* begin *

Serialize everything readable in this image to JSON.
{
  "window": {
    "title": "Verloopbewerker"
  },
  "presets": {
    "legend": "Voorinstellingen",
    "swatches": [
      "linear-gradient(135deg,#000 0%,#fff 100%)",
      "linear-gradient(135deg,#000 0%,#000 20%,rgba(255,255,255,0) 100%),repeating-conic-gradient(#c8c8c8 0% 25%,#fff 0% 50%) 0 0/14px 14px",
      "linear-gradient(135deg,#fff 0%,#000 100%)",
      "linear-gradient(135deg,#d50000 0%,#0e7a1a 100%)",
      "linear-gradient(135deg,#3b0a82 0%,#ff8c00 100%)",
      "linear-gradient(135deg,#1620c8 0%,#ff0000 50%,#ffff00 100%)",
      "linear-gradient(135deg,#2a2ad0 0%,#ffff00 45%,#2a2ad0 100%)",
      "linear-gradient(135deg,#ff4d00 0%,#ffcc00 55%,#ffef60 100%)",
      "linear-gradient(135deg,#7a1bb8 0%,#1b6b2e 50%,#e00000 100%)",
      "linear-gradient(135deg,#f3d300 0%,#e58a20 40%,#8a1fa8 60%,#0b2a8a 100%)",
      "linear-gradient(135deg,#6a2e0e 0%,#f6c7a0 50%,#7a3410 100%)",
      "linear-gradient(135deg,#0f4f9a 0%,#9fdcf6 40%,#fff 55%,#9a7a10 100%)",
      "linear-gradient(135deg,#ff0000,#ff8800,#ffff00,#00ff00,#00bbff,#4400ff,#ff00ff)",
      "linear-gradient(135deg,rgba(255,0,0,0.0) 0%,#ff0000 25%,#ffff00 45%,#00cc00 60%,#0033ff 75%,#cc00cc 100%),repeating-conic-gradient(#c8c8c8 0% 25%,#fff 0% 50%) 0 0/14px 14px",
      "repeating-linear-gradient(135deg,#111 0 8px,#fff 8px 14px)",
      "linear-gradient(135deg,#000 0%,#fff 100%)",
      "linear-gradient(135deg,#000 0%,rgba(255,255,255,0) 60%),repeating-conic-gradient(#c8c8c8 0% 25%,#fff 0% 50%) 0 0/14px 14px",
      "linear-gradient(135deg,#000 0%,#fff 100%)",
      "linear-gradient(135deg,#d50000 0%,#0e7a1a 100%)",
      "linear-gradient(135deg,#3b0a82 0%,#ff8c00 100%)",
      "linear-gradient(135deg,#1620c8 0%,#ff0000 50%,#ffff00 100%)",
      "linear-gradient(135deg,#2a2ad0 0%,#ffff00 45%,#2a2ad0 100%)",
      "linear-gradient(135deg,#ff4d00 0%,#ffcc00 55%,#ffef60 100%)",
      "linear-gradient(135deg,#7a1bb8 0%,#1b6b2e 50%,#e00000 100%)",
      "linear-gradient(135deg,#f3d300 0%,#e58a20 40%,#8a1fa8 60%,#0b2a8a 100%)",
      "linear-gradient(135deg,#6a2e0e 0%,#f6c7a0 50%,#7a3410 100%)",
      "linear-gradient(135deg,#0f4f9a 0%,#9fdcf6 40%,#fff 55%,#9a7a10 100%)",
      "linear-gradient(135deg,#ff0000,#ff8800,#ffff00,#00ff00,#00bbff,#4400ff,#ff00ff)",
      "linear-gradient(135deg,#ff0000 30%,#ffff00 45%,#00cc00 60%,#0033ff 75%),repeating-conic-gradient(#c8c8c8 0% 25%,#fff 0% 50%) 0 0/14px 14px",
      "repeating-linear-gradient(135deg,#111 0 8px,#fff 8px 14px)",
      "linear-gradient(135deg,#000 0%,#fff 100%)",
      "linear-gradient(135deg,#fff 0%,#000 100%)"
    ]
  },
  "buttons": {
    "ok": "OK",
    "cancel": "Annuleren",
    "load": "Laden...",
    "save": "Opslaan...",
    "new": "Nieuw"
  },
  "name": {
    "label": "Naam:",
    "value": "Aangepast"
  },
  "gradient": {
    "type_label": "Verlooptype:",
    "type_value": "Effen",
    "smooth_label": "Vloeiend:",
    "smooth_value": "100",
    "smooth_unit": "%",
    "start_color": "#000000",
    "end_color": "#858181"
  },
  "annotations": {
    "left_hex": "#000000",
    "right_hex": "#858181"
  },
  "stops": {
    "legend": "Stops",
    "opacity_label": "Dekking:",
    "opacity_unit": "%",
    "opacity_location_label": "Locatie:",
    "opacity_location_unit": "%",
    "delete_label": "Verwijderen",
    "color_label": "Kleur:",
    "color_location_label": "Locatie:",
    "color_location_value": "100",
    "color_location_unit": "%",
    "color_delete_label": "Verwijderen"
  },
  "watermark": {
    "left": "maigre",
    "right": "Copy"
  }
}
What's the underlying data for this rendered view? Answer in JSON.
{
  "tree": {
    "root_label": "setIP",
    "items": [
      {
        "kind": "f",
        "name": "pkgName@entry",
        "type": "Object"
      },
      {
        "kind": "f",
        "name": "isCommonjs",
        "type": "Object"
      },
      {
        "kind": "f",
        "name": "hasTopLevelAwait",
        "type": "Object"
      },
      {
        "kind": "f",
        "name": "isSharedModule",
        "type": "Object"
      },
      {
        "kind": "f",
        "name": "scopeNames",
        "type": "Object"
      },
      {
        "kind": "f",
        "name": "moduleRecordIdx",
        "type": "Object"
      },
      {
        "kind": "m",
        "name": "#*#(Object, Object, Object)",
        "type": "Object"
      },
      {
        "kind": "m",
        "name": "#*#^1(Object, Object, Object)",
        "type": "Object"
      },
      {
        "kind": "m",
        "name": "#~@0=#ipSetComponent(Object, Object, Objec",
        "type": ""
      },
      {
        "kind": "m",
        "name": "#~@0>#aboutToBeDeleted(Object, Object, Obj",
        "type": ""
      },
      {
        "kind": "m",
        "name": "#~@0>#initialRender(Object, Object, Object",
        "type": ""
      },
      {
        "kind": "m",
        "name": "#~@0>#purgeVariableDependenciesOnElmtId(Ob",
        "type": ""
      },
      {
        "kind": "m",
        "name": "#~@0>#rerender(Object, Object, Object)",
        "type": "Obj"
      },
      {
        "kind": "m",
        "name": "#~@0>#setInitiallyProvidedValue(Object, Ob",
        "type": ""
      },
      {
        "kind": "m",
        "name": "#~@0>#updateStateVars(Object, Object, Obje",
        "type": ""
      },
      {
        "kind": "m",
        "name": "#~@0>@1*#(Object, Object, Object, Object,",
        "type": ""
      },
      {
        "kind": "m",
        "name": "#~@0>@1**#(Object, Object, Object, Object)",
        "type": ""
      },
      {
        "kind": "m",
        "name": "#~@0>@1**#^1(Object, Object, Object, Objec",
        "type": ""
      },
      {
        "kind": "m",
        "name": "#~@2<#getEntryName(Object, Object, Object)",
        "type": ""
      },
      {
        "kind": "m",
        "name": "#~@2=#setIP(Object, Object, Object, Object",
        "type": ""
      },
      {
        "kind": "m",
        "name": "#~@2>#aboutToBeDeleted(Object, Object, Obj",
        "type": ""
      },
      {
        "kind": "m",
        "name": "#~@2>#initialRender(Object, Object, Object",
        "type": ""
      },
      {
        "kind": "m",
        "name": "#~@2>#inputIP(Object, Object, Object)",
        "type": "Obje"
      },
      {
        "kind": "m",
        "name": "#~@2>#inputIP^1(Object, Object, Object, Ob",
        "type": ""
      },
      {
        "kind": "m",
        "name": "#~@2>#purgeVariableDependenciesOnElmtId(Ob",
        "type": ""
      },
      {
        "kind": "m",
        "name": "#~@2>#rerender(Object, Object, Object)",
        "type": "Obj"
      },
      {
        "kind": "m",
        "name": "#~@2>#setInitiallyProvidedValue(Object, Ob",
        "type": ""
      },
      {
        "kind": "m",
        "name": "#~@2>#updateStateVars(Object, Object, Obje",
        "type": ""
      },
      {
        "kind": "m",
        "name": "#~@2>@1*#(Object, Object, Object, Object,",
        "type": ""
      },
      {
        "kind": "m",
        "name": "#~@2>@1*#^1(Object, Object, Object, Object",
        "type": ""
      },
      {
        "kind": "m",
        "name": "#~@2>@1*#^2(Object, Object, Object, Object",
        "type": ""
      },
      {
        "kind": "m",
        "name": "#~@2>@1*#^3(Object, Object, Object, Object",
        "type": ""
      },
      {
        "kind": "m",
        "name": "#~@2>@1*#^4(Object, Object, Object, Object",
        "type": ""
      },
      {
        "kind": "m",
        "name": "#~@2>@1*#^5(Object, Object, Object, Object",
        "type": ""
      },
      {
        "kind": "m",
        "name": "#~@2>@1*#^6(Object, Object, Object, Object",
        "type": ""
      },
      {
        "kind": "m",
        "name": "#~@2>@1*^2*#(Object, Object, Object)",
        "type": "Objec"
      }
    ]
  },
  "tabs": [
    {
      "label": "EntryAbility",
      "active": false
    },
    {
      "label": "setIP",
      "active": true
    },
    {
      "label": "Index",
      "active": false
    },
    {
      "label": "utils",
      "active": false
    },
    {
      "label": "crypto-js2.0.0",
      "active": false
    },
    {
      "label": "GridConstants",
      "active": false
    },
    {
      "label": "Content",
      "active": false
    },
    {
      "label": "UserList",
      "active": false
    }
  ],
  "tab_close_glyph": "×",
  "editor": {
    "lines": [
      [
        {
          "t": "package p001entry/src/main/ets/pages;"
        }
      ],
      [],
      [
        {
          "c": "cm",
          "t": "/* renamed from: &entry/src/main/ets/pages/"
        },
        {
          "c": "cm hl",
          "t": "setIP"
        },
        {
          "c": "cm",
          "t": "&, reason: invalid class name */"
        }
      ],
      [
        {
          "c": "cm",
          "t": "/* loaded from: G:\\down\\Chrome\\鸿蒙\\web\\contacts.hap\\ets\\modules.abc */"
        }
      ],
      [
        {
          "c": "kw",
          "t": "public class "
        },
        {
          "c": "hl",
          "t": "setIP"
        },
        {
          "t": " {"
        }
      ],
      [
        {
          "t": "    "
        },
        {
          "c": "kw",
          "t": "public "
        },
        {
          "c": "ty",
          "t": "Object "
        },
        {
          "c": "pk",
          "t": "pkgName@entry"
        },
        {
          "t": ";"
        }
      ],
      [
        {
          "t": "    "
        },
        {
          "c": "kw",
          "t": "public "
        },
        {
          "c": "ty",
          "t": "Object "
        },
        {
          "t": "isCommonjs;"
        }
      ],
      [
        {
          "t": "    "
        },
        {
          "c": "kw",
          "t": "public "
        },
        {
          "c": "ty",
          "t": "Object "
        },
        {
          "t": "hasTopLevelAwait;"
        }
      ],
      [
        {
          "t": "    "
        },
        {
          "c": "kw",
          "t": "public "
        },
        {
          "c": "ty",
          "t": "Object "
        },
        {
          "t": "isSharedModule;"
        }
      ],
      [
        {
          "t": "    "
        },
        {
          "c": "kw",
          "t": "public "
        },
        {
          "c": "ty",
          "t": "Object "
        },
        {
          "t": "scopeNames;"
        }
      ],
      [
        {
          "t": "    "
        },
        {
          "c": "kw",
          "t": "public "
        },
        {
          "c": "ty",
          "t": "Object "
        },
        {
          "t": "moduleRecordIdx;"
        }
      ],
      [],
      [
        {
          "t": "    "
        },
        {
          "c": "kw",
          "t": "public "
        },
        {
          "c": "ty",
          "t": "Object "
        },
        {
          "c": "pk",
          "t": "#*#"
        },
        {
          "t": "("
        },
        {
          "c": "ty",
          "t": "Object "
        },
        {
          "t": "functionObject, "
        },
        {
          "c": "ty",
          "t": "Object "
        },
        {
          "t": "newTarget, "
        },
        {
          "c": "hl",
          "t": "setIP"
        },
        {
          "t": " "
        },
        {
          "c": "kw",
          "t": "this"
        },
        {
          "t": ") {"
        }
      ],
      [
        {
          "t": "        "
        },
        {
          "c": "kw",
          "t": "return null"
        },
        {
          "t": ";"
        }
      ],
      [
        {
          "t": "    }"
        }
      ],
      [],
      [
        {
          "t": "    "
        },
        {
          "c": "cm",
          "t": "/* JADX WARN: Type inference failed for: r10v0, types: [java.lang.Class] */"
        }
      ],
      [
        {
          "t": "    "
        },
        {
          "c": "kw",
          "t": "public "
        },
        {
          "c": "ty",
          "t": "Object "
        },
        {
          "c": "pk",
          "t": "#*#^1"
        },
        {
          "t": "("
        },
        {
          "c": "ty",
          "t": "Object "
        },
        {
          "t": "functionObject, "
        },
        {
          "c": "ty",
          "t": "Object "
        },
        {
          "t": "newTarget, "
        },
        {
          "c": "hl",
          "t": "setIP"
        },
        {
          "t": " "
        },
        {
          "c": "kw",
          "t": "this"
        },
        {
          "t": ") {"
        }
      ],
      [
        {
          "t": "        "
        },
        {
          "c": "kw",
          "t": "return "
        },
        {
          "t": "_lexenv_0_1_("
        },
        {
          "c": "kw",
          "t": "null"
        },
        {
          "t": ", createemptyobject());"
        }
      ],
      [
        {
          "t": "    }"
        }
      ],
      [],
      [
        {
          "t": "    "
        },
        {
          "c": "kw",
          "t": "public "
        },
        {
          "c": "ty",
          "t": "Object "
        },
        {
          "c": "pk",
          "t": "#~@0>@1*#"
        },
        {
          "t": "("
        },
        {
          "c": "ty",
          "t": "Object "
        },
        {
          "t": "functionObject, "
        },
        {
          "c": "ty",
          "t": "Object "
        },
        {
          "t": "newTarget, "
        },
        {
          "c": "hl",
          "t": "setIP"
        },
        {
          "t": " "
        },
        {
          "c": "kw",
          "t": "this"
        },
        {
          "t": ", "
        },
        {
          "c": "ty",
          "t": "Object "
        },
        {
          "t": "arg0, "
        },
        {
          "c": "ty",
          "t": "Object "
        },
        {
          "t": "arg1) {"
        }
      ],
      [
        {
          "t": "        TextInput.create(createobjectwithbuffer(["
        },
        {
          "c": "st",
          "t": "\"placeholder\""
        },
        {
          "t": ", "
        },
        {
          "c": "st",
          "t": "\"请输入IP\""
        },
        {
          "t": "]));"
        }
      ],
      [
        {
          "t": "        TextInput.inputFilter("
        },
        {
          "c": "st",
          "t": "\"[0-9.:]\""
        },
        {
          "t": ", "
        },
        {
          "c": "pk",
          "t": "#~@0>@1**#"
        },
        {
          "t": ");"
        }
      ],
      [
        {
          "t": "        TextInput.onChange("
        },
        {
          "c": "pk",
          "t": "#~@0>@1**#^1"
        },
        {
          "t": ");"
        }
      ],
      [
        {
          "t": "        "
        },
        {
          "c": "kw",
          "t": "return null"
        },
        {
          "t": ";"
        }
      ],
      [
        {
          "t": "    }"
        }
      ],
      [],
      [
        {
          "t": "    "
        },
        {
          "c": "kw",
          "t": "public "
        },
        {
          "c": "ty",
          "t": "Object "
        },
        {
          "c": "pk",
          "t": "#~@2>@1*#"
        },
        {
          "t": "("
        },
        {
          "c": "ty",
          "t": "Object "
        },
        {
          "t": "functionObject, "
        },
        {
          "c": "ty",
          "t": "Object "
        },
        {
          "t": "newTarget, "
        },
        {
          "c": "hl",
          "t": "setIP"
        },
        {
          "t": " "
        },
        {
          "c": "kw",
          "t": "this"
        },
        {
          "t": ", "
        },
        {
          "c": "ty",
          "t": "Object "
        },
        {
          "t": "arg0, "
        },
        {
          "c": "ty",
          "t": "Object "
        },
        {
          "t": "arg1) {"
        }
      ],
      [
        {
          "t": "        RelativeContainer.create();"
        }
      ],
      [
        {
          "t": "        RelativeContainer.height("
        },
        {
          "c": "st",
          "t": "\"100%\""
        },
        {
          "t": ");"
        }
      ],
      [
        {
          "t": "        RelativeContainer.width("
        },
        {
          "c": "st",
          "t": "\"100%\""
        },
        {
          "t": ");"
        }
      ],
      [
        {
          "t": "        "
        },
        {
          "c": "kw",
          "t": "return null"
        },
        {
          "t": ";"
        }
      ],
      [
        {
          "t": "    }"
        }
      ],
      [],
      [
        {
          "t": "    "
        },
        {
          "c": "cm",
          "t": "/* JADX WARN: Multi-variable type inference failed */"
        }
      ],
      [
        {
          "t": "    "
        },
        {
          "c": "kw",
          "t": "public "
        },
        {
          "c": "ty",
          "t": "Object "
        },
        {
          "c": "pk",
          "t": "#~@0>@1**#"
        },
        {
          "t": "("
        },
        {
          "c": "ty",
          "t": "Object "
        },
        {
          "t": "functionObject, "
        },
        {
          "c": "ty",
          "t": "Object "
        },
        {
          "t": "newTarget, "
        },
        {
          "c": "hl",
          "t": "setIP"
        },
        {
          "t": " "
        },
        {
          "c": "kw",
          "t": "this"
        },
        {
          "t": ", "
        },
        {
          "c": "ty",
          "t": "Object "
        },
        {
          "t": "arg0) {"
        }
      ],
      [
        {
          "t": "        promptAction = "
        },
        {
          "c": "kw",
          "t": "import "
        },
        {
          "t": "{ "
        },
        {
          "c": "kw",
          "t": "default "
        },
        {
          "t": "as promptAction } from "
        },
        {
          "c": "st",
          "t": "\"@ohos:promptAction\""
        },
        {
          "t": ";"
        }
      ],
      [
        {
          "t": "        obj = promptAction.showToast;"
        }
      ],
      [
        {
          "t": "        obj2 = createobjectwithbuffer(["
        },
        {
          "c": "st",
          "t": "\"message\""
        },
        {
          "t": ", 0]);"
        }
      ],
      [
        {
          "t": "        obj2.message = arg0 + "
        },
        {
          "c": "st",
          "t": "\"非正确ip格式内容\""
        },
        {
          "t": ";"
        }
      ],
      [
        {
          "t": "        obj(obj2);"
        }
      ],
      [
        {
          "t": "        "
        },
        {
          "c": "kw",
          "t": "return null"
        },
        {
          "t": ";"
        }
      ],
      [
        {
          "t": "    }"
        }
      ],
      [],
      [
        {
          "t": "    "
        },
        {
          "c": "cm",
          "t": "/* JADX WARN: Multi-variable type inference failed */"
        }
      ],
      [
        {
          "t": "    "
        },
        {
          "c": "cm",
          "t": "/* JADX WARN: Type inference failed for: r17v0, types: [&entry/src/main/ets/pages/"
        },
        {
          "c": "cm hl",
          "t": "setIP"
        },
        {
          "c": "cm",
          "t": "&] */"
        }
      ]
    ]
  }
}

* end *

• _What you have to do_:
Search the records for the word "createobjectwithbuffer". Copy every line that has it.

• _Expected output_:
          "t": "        TextInput.create(createobjectwithbuffer(["
          "t": "        obj2 = createobjectwithbuffer(["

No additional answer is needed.